#### Actions to take:
A. Format the rows as a numbered list. Start with the first row, stop after the row that contains "details-label: ვრცლად: [835, 544, 887, 558]", and leave out any blank lines.
B. Resume the forum thread on storing goose breast, starting right after its last sentence.

#### Source extract:
____________
# Storing goose breast...



## stangfan93 (Aug 4, 2007)

What is the proper way to freeze the meat? In water like you do with fish? 

We knocked down 17 birds and one of them was a really nice blue that I am going to have sent to the taxidermist. I had a really great time and had never been goose hunting before and it was a blast if you will. 

Thanks to the guys who offered up info on my previous post. I really appreciated it. I will post up some pics tomorrow if I get a chance.


----------



## Freshwaterman (May 21, 2004)

Definitely store them in water. 

I put the breasts in a bag and then I partially fill the bag with water. I then fill up the sink with water and submerge it. By placing the partilally filled bag underwater, you will be able to squeeze all the air out.

I've kept goose, in the freezer, longer than you wanna know, and they always taste good as long as all the air was removed.


----------



## Timemachine (Nov 25, 2008)

Goose breast is what made me finally buy a "Seals-a-Meal" vacuum packer although water works well.


----------



## CHARLIE (Jun 2, 2004)

Heres what I do with Goose breast. Put them in the crab trap in the canal. Bad thing about that is all the crabs leave the canal.
____________
#### Stored records:
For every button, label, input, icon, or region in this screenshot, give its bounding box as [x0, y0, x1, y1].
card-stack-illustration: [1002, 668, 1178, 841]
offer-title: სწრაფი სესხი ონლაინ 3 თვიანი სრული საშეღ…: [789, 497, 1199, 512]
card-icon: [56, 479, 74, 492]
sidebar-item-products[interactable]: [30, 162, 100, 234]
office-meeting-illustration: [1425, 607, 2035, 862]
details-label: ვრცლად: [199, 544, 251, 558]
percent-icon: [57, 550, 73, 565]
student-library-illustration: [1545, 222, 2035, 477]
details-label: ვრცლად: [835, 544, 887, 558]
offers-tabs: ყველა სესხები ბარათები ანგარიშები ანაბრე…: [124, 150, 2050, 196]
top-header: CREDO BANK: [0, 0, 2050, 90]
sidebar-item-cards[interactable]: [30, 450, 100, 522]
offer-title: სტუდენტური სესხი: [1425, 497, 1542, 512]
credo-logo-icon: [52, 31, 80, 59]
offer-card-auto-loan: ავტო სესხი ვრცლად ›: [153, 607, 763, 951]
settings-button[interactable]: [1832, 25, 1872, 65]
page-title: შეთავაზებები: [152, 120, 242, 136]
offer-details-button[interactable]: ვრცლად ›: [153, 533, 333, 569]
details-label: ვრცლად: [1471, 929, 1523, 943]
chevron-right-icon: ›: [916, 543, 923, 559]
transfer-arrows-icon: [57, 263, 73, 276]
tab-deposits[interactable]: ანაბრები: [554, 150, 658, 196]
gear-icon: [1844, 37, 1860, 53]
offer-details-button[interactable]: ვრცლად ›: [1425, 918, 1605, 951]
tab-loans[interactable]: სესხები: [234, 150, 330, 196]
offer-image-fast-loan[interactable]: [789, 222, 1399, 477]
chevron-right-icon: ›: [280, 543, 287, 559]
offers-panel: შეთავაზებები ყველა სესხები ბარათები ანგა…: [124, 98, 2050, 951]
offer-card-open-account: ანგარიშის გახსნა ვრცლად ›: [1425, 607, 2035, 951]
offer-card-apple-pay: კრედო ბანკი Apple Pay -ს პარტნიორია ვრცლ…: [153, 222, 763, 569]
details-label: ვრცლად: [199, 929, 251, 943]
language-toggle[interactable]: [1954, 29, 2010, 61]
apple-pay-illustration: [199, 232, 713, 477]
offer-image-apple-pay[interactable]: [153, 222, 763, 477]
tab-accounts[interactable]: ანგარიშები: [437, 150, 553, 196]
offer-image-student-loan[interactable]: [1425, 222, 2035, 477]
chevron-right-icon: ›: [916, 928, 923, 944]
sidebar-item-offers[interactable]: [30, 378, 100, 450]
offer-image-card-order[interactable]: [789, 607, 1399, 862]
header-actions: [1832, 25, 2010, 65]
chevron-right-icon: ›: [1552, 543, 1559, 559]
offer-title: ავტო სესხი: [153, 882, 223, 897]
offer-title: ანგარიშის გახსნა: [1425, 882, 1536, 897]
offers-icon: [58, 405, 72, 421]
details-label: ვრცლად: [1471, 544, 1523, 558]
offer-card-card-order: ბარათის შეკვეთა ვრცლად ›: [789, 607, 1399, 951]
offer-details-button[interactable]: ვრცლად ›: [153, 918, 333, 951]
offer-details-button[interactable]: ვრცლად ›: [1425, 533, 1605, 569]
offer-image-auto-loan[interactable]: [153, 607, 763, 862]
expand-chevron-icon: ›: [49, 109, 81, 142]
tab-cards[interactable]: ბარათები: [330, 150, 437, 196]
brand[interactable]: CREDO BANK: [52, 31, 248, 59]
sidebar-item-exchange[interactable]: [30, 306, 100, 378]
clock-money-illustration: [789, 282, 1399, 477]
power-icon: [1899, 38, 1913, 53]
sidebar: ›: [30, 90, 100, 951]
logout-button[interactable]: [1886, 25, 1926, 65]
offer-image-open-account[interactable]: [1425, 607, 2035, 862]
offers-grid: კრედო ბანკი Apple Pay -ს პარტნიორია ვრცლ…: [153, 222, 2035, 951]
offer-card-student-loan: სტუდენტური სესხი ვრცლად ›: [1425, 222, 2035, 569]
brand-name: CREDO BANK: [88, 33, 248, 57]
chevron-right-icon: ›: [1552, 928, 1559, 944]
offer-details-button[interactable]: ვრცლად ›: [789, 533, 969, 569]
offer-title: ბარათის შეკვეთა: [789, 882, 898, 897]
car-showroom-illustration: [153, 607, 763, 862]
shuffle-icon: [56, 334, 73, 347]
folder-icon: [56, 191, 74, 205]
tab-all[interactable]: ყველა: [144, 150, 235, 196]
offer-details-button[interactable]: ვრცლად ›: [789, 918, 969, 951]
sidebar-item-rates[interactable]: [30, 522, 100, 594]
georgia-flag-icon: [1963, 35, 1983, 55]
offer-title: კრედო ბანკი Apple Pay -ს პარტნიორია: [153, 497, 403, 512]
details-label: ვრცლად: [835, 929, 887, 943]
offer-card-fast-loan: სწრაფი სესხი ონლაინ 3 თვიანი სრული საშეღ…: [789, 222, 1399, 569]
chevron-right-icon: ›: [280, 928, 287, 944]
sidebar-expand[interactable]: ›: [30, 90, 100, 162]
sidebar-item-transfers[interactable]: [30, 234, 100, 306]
____________
#### The responses:
A.
1. For every button, label, input, icon, or region in this screenshot, give its bounding box as [x0, y0, x1, y1].
2. card-stack-illustration: [1002, 668, 1178, 841]
3. offer-title: სწრაფი სესხი ონლაინ 3 თვიანი სრული საშეღ…: [789, 497, 1199, 512]
4. card-icon: [56, 479, 74, 492]
5. sidebar-item-products[interactable]: [30, 162, 100, 234]
6. office-meeting-illustration: [1425, 607, 2035, 862]
7. details-label: ვრცლად: [199, 544, 251, 558]
8. percent-icon: [57, 550, 73, 565]
9. student-library-illustration: [1545, 222, 2035, 477]
10. details-label: ვრცლად: [835, 544, 887, 558]

B.
Charlie


----------



## El Capitan de No Fish (Sep 20, 2007)

CHARLIE said:


> Heres what I do with Goose breast. Put them in the crab trap in the canal. Bad thing about that is all the crabs leave the canal.
> 
> Charlie


Ha! This is pretty much the truth.
Stangfan the best way to eat goose is in gumbo. Get a recipe from someone who knows what they're doing. I've eaten gumbo made strictly with snow/blue goose breasts and it was excellent. Everyone went back for seconds.
If you try to bake/grill goose like a chicken, your tastebuds will have a stage 5 meltdown.


----------



## fish&game (Aug 4, 2008)

We vac-pac them! They stay fresh longer.. no water! We put them on freezer paper and stick them in the freezer till it's a little hard then vac-pac them. We do this with fish to!


----------



## stangfan93 (Aug 4, 2007)

El Capitan de No Fish said:


> Ha! This is pretty much the truth.
> Stangfan the best way to eat goose is in gumbo. Get a recipe from someone who knows what they're doing. I've eaten gumbo made strictly with snow/blue goose breasts and it was excellent. Everyone went back for seconds.
> If you try to bake/grill goose like a chicken, your tastebuds will have a stage 5 meltdown.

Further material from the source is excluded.